-- Provided information --
=-=-=-=-=

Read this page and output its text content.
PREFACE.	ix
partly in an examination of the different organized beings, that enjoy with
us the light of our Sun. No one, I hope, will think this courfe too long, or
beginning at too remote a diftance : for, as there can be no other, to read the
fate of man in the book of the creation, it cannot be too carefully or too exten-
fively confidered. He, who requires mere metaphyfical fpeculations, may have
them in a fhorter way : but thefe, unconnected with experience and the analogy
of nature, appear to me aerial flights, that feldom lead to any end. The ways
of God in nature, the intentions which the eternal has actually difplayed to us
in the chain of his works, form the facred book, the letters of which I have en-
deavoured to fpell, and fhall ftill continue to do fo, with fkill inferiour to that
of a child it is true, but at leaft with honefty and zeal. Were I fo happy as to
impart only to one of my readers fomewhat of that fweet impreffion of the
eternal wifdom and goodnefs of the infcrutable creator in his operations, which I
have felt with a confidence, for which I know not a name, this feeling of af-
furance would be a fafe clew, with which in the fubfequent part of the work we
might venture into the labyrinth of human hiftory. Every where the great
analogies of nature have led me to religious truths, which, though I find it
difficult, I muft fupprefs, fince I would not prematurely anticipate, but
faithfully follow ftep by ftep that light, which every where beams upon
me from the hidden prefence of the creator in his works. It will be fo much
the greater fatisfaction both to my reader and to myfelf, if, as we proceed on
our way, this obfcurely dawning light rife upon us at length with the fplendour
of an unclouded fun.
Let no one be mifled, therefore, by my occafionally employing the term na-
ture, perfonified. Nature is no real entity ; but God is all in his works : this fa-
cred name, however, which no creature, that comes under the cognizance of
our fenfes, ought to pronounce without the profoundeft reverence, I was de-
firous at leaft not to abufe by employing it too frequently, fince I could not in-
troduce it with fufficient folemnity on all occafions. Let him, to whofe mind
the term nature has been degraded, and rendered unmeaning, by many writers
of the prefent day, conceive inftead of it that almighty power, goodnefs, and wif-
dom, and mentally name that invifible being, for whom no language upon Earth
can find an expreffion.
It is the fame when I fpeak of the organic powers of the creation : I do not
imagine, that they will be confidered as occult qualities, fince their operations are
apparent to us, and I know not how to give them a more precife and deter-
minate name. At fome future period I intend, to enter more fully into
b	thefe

=-=-=-=-=

-- To do --
Collect each line of the entries that has the word "where", copying it in full.

-- Answer for this exercise --
might venture into the labyrinth of human hiftory. Every where the great
faithfully follow ftep by ftep that light, which every where beams upon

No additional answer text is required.